▶ Work required
Filter the listing below, copying every line in which the word "generated" appears.

▶ Items from a dataset
____________

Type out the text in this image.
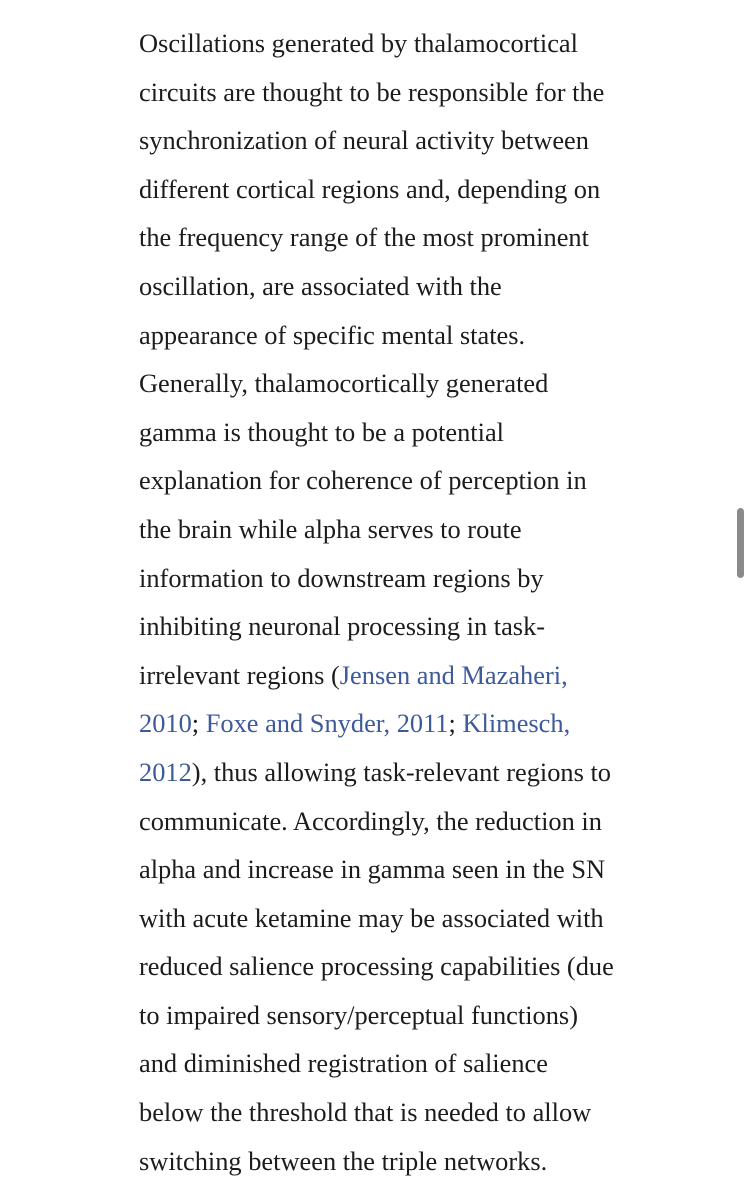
Oscillations generated by thalamocortical
circuits are thought to be responsible for the
synchronization of neural activity between
different cortical regions and, depending on
the frequency range of the most prominent
oscillation, are associated with the
appearance of specific mental states.
Generally, thalamocortically generated
gamma is thought to be a potential
explanation for coherence of perception in
the brain while alpha serves to route
information to downstream regions by
inhibiting neuronal processing in task-
irrelevant regions (Jensen and Mazaheri,
2010; Foxe and Snyder, 2011; Klimesch,
2012), thus allowing task-relevant regions to
communicate. Accordingly, the reduction in
alpha and increase in gamma seen in the SN
with acute ketamine may be associated with
reduced salience processing capabilities (due
to impaired sensory/perceptual functions)
and diminished registration of salience
below the threshold that is needed to allow
switching between the triple networks.
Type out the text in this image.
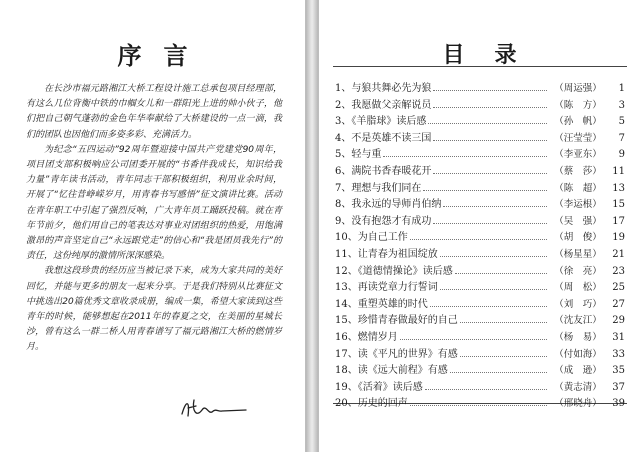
序言

在长沙市福元路湘江大桥工程设计施工总承包项目经理部，有这么几位背衡中铁的巾帼女儿和一群阳光上进的帅小伙子，他们把自己朝气蓬勃的金色年华奉献给了大桥建设的一点一滴，我们的团队也因他们而多姿多彩、充满活力。

为纪念“五四运动”92周年暨迎接中国共产党建党90周年，项目团支部积极响应公司团委开展的“书香伴我成长，知识给我力量”青年读书活动，青年同志干部积极组织，利用业余时间，开展了“忆往昔峥嵘岁月，用青春书写感悟”征文演讲比赛。活动在青年职工中引起了强烈反响，广大青年员工踊跃投稿。就在青年节前夕，他们用自己的笔表达对事业对团组织的热爱，用饱满激昂的声音坚定自己“永远跟党走”的信心和“我是团员我先行”的责任，这份纯厚的激情所深深感染。

我想这段珍贵的经历应当被记录下来，成为大家共同的美好回忆，并能与更多的朋友一起来分享。于是我们特别从比赛征文中挑选出20篇优秀文章收录成册，编成一集，希望大家读到这些青年的时候，能够想起在2011年的春夏之交，在美丽的星城长沙，曾有这么一群二桥人用青春谱写了福元路湘江大桥的燃情岁月。

目录
1、与狼共舞必先为狼	（周运强）	1
2、我愿做父亲解说员	（陈　方）	3
3、《羊脂球》读后感	（孙　帆）	5
4、不是英雄不读三国	（汪莹莹）	7
5、轻与重	（李亚东）	9
6、满院书香春暖花开	（蔡　莎）	11
7、理想与我们同在	（陈　超）	13
8、我永远的导师肖伯纳	（李运根）	15
9、没有抱怨才有成功	（吴　强）	17
10、为自己工作	（胡　俊）	19
11、让青春为祖国绽放	（杨星星）	21
12、《道德情操论》读后感	（徐　亮）	23
13、再读党章力行誓词	（周　松）	25
14、重塑英雄的时代	（刘　巧）	27
15、珍惜青春做最好的自己	（沈友江）	29
16、燃情岁月	（杨　易）	31
17、读《平凡的世界》有感	（付如海）	33
18、读《远大前程》有感	（成　逊）	35
19、《活着》读后感	（黄志清）	37
20、历史的回声	（邢晓舟）	39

____________

▶ Task answer
Oscillations generated by thalamocortical
Generally, thalamocortically generated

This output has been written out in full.